TO DO:
Every line that includes the word "this" is to be listed.

[Stored data]
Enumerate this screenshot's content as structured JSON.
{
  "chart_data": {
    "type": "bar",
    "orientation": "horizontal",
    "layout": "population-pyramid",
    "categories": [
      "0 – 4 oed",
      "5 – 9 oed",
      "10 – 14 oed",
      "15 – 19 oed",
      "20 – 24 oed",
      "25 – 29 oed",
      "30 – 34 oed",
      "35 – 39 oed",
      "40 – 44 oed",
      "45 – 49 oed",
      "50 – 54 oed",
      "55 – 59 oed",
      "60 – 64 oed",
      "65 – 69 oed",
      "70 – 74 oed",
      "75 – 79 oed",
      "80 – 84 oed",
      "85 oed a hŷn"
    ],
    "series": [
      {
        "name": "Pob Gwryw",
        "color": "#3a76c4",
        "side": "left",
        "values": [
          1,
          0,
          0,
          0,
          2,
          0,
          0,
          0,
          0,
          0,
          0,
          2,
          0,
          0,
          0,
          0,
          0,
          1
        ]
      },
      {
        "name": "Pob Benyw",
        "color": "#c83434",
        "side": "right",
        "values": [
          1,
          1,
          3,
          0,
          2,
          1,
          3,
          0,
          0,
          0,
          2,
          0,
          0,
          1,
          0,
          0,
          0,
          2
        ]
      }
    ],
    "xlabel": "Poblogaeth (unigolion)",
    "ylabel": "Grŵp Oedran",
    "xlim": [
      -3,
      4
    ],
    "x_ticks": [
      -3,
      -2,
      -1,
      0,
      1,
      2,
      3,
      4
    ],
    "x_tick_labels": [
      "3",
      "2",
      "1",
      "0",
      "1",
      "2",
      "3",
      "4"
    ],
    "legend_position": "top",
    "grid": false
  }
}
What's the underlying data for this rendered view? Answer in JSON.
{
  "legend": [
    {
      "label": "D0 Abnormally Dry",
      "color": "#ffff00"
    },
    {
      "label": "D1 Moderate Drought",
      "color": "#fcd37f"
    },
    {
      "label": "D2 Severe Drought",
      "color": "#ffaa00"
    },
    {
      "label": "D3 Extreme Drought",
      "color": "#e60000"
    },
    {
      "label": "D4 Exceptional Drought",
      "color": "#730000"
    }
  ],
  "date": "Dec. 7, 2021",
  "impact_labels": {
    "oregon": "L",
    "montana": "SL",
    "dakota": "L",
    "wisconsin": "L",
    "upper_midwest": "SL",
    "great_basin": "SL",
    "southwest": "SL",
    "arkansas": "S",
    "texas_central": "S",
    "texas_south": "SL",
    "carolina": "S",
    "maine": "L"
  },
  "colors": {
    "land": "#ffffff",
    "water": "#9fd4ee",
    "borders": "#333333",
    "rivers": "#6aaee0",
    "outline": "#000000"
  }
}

EXERCISE OUTPUT:
Enumerate this screenshot's content as structured JSON.
What's the underlying data for this rendered view? Answer in JSON.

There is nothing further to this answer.